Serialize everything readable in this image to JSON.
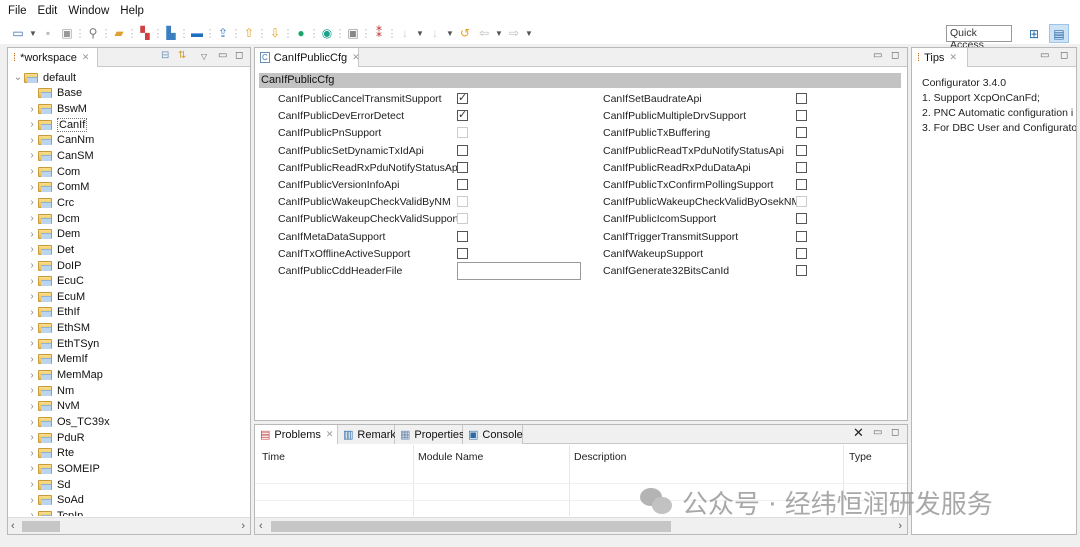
{
  "menu": [
    "File",
    "Edit",
    "Window",
    "Help"
  ],
  "toolbar": {
    "icons": [
      "new-wizard-icon",
      "dropdown-icon",
      "save-icon",
      "save-all-icon",
      "search-icon",
      "open-folder-icon",
      "modules-icon",
      "import-icon",
      "export-icon",
      "upload-icon",
      "move-up-icon",
      "move-down-icon",
      "validate-icon",
      "refresh-icon",
      "console-icon",
      "tree-config-icon",
      "disabled-icon",
      "dropdown-icon",
      "disabled-icon",
      "dropdown-icon",
      "back-icon",
      "prev-icon",
      "dropdown-icon",
      "forward-icon",
      "dropdown-icon"
    ],
    "quick_access": "Quick Access"
  },
  "workspace": {
    "tab_label": "*workspace",
    "root": "default",
    "items": [
      "Base",
      "BswM",
      "CanIf",
      "CanNm",
      "CanSM",
      "Com",
      "ComM",
      "Crc",
      "Dcm",
      "Dem",
      "Det",
      "DoIP",
      "EcuC",
      "EcuM",
      "EthIf",
      "EthSM",
      "EthTSyn",
      "MemIf",
      "MemMap",
      "Nm",
      "NvM",
      "Os_TC39x",
      "PduR",
      "Rte",
      "SOMEIP",
      "Sd",
      "SoAd",
      "TcpIp"
    ],
    "selected": "CanIf"
  },
  "editor": {
    "tab_label": "CanIfPublicCfg",
    "section_title": "CanIfPublicCfg",
    "left_fields": [
      {
        "label": "CanIfPublicCancelTransmitSupport",
        "type": "checkbox",
        "checked": true,
        "enabled": true
      },
      {
        "label": "CanIfPublicDevErrorDetect",
        "type": "checkbox",
        "checked": true,
        "enabled": true
      },
      {
        "label": "CanIfPublicPnSupport",
        "type": "checkbox",
        "checked": false,
        "enabled": false
      },
      {
        "label": "CanIfPublicSetDynamicTxIdApi",
        "type": "checkbox",
        "checked": false,
        "enabled": true
      },
      {
        "label": "CanIfPublicReadRxPduNotifyStatusApi",
        "type": "checkbox",
        "checked": false,
        "enabled": true
      },
      {
        "label": "CanIfPublicVersionInfoApi",
        "type": "checkbox",
        "checked": false,
        "enabled": true
      },
      {
        "label": "CanIfPublicWakeupCheckValidByNM",
        "type": "checkbox",
        "checked": false,
        "enabled": false
      },
      {
        "label": "CanIfPublicWakeupCheckValidSupport",
        "type": "checkbox",
        "checked": false,
        "enabled": false
      },
      {
        "label": "CanIfMetaDataSupport",
        "type": "checkbox",
        "checked": false,
        "enabled": true
      },
      {
        "label": "CanIfTxOfflineActiveSupport",
        "type": "checkbox",
        "checked": false,
        "enabled": true
      },
      {
        "label": "CanIfPublicCddHeaderFile",
        "type": "text",
        "value": ""
      }
    ],
    "right_fields": [
      {
        "label": "CanIfSetBaudrateApi",
        "checked": false,
        "enabled": true
      },
      {
        "label": "CanIfPublicMultipleDrvSupport",
        "checked": false,
        "enabled": true
      },
      {
        "label": "CanIfPublicTxBuffering",
        "checked": false,
        "enabled": true
      },
      {
        "label": "CanIfPublicReadTxPduNotifyStatusApi",
        "checked": false,
        "enabled": true
      },
      {
        "label": "CanIfPublicReadRxPduDataApi",
        "checked": false,
        "enabled": true
      },
      {
        "label": "CanIfPublicTxConfirmPollingSupport",
        "checked": false,
        "enabled": true
      },
      {
        "label": "CanIfPublicWakeupCheckValidByOsekNM",
        "checked": false,
        "enabled": false
      },
      {
        "label": "CanIfPublicIcomSupport",
        "checked": false,
        "enabled": true
      },
      {
        "label": "CanIfTriggerTransmitSupport",
        "checked": false,
        "enabled": true
      },
      {
        "label": "CanIfWakeupSupport",
        "checked": false,
        "enabled": true
      },
      {
        "label": "CanIfGenerate32BitsCanId",
        "checked": false,
        "enabled": true
      }
    ]
  },
  "tips": {
    "tab_label": "Tips",
    "lines": [
      "Configurator 3.4.0",
      "1. Support XcpOnCanFd;",
      "2. PNC Automatic configuration i",
      "3. For DBC User and Configurato"
    ]
  },
  "bottom": {
    "tabs": [
      "Problems",
      "Remark",
      "Properties",
      "Console"
    ],
    "active_tab": "Problems",
    "columns": [
      "Time",
      "Module Name",
      "Description",
      "Type"
    ],
    "rows": []
  },
  "watermark": "公众号 · 经纬恒润研发服务"
}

◆ **TASK TO COMPLETE**:
Ignore the images and quote every line of the listing exactly.

◆ **ANSWER TO THIS PROBLEM**:
Serialize everything readable in this image to JSON.
{
  "menu": [
    "File",
    "Edit",
    "Window",
    "Help"
  ],
  "toolbar": {
    "icons": [
      "new-wizard-icon",
      "dropdown-icon",
      "save-icon",
      "save-all-icon",
      "search-icon",
      "open-folder-icon",
      "modules-icon",
      "import-icon",
      "export-icon",
      "upload-icon",
      "move-up-icon",
      "move-down-icon",
      "validate-icon",
      "refresh-icon",
      "console-icon",
      "tree-config-icon",
      "disabled-icon",
      "dropdown-icon",
      "disabled-icon",
      "dropdown-icon",
      "back-icon",
      "prev-icon",
      "dropdown-icon",
      "forward-icon",
      "dropdown-icon"
    ],
    "quick_access": "Quick Access"
  },
  "workspace": {
    "tab_label": "*workspace",
    "root": "default",
    "items": [
      "Base",
      "BswM",
      "CanIf",
      "CanNm",
      "CanSM",
      "Com",
      "ComM",
      "Crc",
      "Dcm",
      "Dem",
      "Det",
      "DoIP",
      "EcuC",
      "EcuM",
      "EthIf",
      "EthSM",
      "EthTSyn",
      "MemIf",
      "MemMap",
      "Nm",
      "NvM",
      "Os_TC39x",
      "PduR",
      "Rte",
      "SOMEIP",
      "Sd",
      "SoAd",
      "TcpIp"
    ],
    "selected": "CanIf"
  },
  "editor": {
    "tab_label": "CanIfPublicCfg",
    "section_title": "CanIfPublicCfg",
    "left_fields": [
      {
        "label": "CanIfPublicCancelTransmitSupport",
        "type": "checkbox",
        "checked": true,
        "enabled": true
      },
      {
        "label": "CanIfPublicDevErrorDetect",
        "type": "checkbox",
        "checked": true,
        "enabled": true
      },
      {
        "label": "CanIfPublicPnSupport",
        "type": "checkbox",
        "checked": false,
        "enabled": false
      },
      {
        "label": "CanIfPublicSetDynamicTxIdApi",
        "type": "checkbox",
        "checked": false,
        "enabled": true
      },
      {
        "label": "CanIfPublicReadRxPduNotifyStatusApi",
        "type": "checkbox",
        "checked": false,
        "enabled": true
      },
      {
        "label": "CanIfPublicVersionInfoApi",
        "type": "checkbox",
        "checked": false,
        "enabled": true
      },
      {
        "label": "CanIfPublicWakeupCheckValidByNM",
        "type": "checkbox",
        "checked": false,
        "enabled": false
      },
      {
        "label": "CanIfPublicWakeupCheckValidSupport",
        "type": "checkbox",
        "checked": false,
        "enabled": false
      },
      {
        "label": "CanIfMetaDataSupport",
        "type": "checkbox",
        "checked": false,
        "enabled": true
      },
      {
        "label": "CanIfTxOfflineActiveSupport",
        "type": "checkbox",
        "checked": false,
        "enabled": true
      },
      {
        "label": "CanIfPublicCddHeaderFile",
        "type": "text",
        "value": ""
      }
    ],
    "right_fields": [
      {
        "label": "CanIfSetBaudrateApi",
        "checked": false,
        "enabled": true
      },
      {
        "label": "CanIfPublicMultipleDrvSupport",
        "checked": false,
        "enabled": true
      },
      {
        "label": "CanIfPublicTxBuffering",
        "checked": false,
        "enabled": true
      },
      {
        "label": "CanIfPublicReadTxPduNotifyStatusApi",
        "checked": false,
        "enabled": true
      },
      {
        "label": "CanIfPublicReadRxPduDataApi",
        "checked": false,
        "enabled": true
      },
      {
        "label": "CanIfPublicTxConfirmPollingSupport",
        "checked": false,
        "enabled": true
      },
      {
        "label": "CanIfPublicWakeupCheckValidByOsekNM",
        "checked": false,
        "enabled": false
      },
      {
        "label": "CanIfPublicIcomSupport",
        "checked": false,
        "enabled": true
      },
      {
        "label": "CanIfTriggerTransmitSupport",
        "checked": false,
        "enabled": true
      },
      {
        "label": "CanIfWakeupSupport",
        "checked": false,
        "enabled": true
      },
      {
        "label": "CanIfGenerate32BitsCanId",
        "checked": false,
        "enabled": true
      }
    ]
  },
  "tips": {
    "tab_label": "Tips",
    "lines": [
      "Configurator 3.4.0",
      "1. Support XcpOnCanFd;",
      "2. PNC Automatic configuration i",
      "3. For DBC User and Configurato"
    ]
  },
  "bottom": {
    "tabs": [
      "Problems",
      "Remark",
      "Properties",
      "Console"
    ],
    "active_tab": "Problems",
    "columns": [
      "Time",
      "Module Name",
      "Description",
      "Type"
    ],
    "rows": []
  },
  "watermark": "公众号 · 经纬恒润研发服务"
}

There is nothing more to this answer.